▶ _GIVEN PROBLEM_
Identify the lines containing the word "title". Copy each one.

────────

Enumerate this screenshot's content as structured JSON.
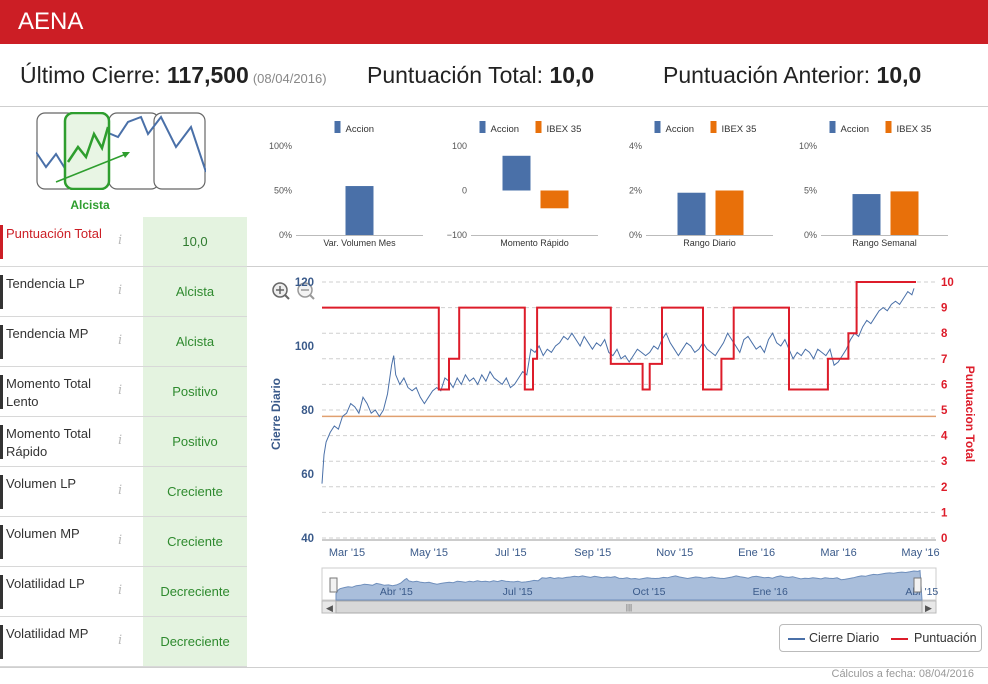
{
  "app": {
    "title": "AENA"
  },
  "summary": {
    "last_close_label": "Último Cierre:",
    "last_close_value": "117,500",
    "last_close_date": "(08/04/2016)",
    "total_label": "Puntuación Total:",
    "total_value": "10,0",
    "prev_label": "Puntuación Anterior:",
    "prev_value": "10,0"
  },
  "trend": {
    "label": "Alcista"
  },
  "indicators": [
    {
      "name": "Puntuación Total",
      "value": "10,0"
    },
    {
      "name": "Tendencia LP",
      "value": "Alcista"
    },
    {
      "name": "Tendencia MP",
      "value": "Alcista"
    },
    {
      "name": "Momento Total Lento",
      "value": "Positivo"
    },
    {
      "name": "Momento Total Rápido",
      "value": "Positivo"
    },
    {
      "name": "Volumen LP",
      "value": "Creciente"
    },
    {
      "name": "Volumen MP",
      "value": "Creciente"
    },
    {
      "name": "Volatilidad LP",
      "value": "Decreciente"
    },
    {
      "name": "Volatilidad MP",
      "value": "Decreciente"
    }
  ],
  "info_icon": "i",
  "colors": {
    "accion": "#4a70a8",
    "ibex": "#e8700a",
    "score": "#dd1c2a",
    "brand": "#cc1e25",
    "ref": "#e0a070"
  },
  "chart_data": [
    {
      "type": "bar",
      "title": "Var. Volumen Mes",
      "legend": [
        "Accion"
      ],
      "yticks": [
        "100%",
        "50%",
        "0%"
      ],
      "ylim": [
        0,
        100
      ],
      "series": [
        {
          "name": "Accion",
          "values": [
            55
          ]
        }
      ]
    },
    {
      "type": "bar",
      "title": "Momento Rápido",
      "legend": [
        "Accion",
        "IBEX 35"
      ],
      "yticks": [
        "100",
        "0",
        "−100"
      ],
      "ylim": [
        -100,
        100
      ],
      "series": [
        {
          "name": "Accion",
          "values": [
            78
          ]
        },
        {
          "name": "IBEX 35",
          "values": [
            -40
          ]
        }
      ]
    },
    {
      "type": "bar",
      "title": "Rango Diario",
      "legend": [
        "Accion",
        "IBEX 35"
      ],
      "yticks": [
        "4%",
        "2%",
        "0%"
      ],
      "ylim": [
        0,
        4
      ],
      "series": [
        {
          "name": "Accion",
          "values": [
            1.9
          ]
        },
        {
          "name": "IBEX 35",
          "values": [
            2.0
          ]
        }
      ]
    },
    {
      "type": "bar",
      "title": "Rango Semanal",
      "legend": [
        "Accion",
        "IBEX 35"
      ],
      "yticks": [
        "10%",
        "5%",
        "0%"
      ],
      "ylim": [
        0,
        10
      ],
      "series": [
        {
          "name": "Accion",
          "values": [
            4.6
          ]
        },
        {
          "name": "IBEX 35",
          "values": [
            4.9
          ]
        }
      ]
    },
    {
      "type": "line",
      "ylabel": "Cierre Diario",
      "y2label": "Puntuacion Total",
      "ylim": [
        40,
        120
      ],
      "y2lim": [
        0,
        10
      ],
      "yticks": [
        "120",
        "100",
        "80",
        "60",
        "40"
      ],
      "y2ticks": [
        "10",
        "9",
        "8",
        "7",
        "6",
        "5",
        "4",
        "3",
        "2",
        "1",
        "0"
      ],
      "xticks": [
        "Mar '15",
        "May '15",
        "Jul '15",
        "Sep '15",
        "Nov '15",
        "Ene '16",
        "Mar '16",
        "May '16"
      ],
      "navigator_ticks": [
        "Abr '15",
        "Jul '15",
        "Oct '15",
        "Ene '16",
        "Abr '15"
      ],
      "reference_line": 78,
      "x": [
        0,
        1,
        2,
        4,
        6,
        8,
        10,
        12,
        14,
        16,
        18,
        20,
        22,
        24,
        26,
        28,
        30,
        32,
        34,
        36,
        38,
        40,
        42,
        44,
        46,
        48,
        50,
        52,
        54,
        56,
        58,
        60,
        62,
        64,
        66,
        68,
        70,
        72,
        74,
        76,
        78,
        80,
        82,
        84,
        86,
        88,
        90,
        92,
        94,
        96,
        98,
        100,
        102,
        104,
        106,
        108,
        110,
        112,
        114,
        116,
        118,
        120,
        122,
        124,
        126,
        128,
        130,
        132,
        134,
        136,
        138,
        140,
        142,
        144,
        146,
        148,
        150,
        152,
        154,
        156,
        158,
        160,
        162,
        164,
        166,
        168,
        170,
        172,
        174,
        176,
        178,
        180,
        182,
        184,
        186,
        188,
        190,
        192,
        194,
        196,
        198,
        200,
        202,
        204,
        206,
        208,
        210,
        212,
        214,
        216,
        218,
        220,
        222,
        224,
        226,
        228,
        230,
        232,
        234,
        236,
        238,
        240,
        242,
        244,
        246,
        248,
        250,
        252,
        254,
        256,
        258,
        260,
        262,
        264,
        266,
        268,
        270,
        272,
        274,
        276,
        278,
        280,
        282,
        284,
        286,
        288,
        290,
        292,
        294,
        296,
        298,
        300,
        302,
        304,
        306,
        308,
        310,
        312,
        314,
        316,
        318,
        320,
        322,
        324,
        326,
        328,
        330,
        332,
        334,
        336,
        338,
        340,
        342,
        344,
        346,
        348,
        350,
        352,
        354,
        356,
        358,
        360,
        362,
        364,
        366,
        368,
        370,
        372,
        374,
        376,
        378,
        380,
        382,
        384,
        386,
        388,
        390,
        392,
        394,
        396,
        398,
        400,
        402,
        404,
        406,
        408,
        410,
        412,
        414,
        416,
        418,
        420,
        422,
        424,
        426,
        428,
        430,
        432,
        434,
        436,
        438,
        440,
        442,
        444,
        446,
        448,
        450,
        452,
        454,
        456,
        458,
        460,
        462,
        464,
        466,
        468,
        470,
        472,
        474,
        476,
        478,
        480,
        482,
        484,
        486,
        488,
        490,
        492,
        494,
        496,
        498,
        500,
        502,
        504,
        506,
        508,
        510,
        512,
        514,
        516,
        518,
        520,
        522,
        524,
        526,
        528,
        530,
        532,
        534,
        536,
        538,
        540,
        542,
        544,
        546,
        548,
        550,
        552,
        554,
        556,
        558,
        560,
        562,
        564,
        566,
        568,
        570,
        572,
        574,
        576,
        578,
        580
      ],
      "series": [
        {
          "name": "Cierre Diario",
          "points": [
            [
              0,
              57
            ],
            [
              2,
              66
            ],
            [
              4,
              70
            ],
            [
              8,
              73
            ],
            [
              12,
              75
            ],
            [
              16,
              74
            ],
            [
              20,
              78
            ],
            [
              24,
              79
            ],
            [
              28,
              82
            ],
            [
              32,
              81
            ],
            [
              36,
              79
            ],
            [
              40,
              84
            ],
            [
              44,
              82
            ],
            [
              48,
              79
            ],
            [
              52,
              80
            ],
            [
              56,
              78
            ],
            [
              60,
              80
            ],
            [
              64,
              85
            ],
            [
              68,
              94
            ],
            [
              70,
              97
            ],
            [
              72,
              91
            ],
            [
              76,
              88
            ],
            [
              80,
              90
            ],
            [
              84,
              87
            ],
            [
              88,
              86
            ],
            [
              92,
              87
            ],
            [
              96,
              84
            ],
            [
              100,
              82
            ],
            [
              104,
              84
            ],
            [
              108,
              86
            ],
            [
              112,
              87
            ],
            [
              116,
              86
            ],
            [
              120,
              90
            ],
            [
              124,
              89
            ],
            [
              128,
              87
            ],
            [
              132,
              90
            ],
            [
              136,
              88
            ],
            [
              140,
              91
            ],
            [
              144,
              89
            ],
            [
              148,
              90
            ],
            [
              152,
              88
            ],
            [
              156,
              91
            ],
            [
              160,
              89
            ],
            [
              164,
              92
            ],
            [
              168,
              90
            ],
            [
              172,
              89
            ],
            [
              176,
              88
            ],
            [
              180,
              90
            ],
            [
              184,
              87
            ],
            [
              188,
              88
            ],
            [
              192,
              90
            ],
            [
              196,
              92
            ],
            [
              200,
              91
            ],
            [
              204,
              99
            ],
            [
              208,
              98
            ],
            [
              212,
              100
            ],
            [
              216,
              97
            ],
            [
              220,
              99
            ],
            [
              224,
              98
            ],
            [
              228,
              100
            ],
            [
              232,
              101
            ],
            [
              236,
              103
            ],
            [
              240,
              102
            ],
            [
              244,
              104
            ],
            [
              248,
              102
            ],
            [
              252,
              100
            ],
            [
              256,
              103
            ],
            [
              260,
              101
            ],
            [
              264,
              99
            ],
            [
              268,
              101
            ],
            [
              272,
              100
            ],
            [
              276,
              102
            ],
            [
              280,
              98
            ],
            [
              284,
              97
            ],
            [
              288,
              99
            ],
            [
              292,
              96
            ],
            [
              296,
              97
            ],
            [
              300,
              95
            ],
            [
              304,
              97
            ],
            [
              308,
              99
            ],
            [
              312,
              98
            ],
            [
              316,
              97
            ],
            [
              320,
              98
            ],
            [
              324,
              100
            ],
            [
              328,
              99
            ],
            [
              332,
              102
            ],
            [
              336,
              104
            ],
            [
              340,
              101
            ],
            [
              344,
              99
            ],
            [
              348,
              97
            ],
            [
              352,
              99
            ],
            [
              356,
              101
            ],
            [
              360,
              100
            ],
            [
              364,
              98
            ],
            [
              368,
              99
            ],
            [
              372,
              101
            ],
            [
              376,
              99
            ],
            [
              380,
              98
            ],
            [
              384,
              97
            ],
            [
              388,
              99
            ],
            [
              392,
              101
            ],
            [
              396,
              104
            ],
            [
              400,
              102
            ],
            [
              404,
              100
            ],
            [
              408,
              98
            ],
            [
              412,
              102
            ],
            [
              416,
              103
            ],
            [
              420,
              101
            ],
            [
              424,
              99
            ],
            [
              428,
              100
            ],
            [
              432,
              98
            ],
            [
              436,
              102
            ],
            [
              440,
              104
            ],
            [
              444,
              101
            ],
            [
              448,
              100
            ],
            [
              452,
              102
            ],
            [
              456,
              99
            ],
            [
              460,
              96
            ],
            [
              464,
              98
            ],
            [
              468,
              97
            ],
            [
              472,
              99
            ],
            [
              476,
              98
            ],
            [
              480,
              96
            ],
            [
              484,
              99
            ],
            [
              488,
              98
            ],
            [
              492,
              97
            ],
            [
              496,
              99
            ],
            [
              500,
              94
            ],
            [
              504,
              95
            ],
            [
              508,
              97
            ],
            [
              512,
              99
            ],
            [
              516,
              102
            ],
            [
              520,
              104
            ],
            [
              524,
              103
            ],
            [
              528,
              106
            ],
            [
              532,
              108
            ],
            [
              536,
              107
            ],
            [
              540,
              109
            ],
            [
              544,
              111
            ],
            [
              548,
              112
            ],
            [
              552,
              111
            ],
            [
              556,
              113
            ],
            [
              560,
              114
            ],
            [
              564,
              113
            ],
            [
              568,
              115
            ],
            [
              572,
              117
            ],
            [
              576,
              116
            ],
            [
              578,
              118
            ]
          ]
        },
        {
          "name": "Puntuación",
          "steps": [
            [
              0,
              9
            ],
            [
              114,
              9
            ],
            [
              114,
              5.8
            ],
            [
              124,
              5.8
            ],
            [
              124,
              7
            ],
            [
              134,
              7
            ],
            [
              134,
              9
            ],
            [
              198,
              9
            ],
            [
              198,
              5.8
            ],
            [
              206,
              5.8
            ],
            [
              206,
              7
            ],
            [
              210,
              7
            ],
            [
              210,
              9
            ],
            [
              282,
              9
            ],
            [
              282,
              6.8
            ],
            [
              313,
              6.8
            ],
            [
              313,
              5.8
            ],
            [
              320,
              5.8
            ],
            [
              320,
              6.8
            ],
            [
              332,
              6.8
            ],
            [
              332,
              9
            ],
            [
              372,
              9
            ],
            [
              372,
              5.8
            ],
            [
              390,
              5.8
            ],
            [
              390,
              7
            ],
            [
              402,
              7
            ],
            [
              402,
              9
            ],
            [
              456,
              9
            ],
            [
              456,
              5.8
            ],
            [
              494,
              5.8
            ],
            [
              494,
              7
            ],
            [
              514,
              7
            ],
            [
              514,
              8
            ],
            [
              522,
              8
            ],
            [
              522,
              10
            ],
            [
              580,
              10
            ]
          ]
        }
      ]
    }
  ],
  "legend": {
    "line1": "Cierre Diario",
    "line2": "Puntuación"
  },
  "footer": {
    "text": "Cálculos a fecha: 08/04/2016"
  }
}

────────

▶ _RESULT OF THIS TASK_
    "title": "AENA"
      "title": "Var. Volumen Mes",
      "title": "Momento Rápido",
      "title": "Rango Diario",
      "title": "Rango Semanal",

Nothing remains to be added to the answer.